- Instruction
All entries should be output exactly as they stand.

::: Exercise data

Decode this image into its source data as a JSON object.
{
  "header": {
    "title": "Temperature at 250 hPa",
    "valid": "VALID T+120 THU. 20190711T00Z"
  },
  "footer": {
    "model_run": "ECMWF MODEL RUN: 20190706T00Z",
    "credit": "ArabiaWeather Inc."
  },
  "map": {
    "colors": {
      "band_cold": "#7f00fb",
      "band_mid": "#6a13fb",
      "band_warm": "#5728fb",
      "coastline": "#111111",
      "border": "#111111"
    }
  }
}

::::::

- Output of the exercise
Decode this image into its source data as a JSON object.
{
  "header": {
    "title": "Temperature at 250 hPa",
    "valid": "VALID T+120 THU. 20190711T00Z"
  },
  "footer": {
    "model_run": "ECMWF MODEL RUN: 20190706T00Z",
    "credit": "ArabiaWeather Inc."
  },
  "map": {
    "colors": {
      "band_cold": "#7f00fb",
      "band_mid": "#6a13fb",
      "band_warm": "#5728fb",
      "coastline": "#111111",
      "border": "#111111"
    }
  }
}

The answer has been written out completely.